___ TEXT PASSAGE ___

Luxury goods companies can encourage sustainable values with their counterintuitive business models and out-of-the-box thinking

Luxury brands rely on brand love. To appeal to customers who are used to the best, to arouse aspirational desire, to inspire creativity and passion among their designers and artisans, luxury brands must instil respect, pride, and devotion. Yet luxury brands have been slower than others to openly embrace sustainability and social responsibility. In part, this is a matter of complacency with their prior achievements. Luxury brands have a long history of treating rare materials with due care and respect for their preservation. Their artisans are no mere labourers, and luxury brands have always understood that appropriate working conditions are a prerequisite for producing the quality work they require.

Luxury brands also have a long history of philanthropy and support for the arts. So, when challenged on their practices, luxury brands can truthfully claim that they have been pursuing sustainability and social responsibility all along. But the world has also moved on. Promoting the arts is a limited view of luxury’s role in the world and what it represents to people. In the shift from “if” to “how,” luxury brands must not just be supporters, but proactive problem solvers. And they have to make the quantum leap from being responsible businesses to actually creating shared value.

Philanthropy alone won’t cut it
 

This leaves luxury firms with a complex dilemma. How do you reconcile public demand for accountability with consumer demand for products and investor demand for profit and growth?

___

INSTRUCTIONS:
a) In the passage on luxury brands and sustainability, what leap does it say luxury brands have to make?
b) Please mark each statement yes or no according to the passage on luxury brands and sustainability, quoting the words from it that decide each one: (i) Luxury brands have been quicker than others to openly embrace sustainability. (ii) Luxury brands have a long history of philanthropy and support for the arts. (iii) The passage calls promoting the arts a complete view of luxury's role in the world.

___ SUPPLIED ENTRIES ___

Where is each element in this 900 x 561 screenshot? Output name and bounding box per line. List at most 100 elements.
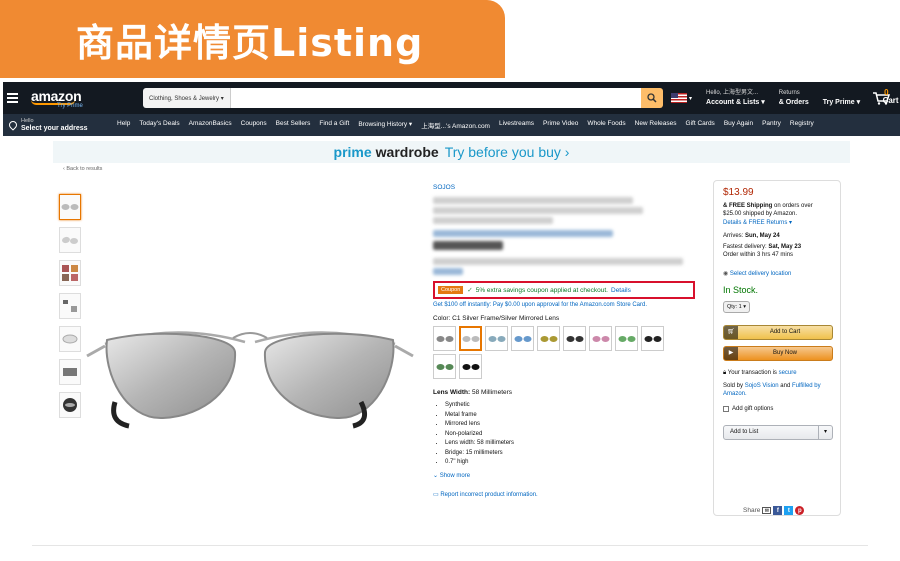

___
___ SUPPLIED ENTRIES ___

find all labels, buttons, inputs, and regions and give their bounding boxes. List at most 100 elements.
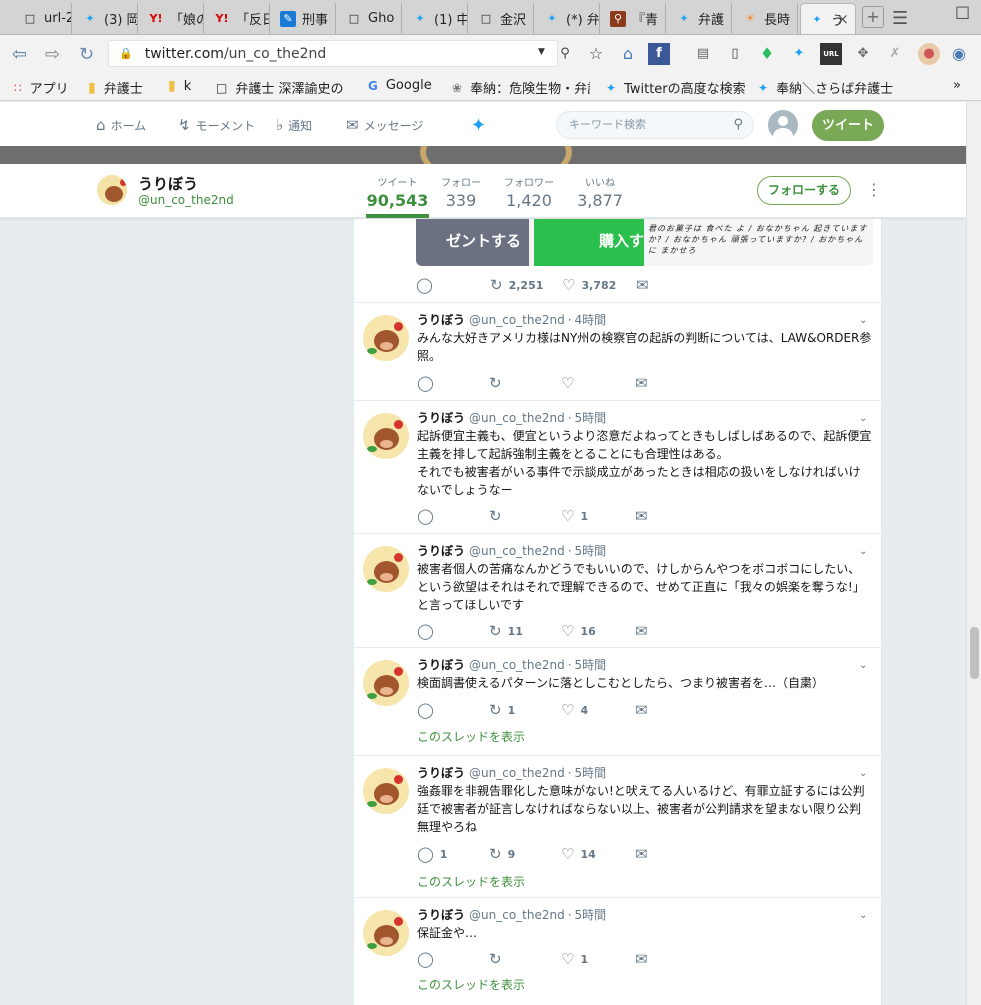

___

LIST OF SOLUTIONS:
a) From being responsible businesses to actually creating shared value.

b)
(i) No: "Yet luxury brands have been slower than others to openly embrace sustainability and social responsibility."
(ii) Yes: "Luxury brands also have a long history of philanthropy and support for the arts."
(iii) No: "Promoting the arts is a limited view of luxury’s role in the world and what it represents to people."